Your task is to print all of the material verbatim.

********

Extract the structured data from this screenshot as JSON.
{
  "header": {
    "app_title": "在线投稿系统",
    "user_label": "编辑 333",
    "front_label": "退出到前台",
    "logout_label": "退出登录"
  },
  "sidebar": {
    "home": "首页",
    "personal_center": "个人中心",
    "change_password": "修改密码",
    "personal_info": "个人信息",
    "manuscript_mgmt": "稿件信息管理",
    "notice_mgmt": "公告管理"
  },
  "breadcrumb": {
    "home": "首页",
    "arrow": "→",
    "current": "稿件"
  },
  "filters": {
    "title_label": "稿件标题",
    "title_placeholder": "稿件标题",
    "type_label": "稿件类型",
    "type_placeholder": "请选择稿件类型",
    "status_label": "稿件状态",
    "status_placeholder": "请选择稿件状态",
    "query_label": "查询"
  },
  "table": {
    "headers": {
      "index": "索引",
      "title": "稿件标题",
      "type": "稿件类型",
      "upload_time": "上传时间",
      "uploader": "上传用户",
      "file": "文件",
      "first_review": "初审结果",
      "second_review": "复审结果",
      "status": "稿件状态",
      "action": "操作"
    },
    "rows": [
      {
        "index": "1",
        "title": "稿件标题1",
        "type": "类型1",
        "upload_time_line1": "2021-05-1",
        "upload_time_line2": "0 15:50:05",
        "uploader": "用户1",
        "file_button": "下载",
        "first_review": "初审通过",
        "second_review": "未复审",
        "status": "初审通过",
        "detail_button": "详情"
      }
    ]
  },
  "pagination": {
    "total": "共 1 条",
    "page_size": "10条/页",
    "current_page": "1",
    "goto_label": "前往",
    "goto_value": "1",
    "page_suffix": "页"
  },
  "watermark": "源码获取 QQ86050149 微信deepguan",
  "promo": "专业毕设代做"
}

********

Task output ▸
Extract the structured data from this screenshot as JSON.
{
  "header": {
    "app_title": "在线投稿系统",
    "user_label": "编辑 333",
    "front_label": "退出到前台",
    "logout_label": "退出登录"
  },
  "sidebar": {
    "home": "首页",
    "personal_center": "个人中心",
    "change_password": "修改密码",
    "personal_info": "个人信息",
    "manuscript_mgmt": "稿件信息管理",
    "notice_mgmt": "公告管理"
  },
  "breadcrumb": {
    "home": "首页",
    "arrow": "→",
    "current": "稿件"
  },
  "filters": {
    "title_label": "稿件标题",
    "title_placeholder": "稿件标题",
    "type_label": "稿件类型",
    "type_placeholder": "请选择稿件类型",
    "status_label": "稿件状态",
    "status_placeholder": "请选择稿件状态",
    "query_label": "查询"
  },
  "table": {
    "headers": {
      "index": "索引",
      "title": "稿件标题",
      "type": "稿件类型",
      "upload_time": "上传时间",
      "uploader": "上传用户",
      "file": "文件",
      "first_review": "初审结果",
      "second_review": "复审结果",
      "status": "稿件状态",
      "action": "操作"
    },
    "rows": [
      {
        "index": "1",
        "title": "稿件标题1",
        "type": "类型1",
        "upload_time_line1": "2021-05-1",
        "upload_time_line2": "0 15:50:05",
        "uploader": "用户1",
        "file_button": "下载",
        "first_review": "初审通过",
        "second_review": "未复审",
        "status": "初审通过",
        "detail_button": "详情"
      }
    ]
  },
  "pagination": {
    "total": "共 1 条",
    "page_size": "10条/页",
    "current_page": "1",
    "goto_label": "前往",
    "goto_value": "1",
    "page_suffix": "页"
  },
  "watermark": "源码获取 QQ86050149 微信deepguan",
  "promo": "专业毕设代做"
}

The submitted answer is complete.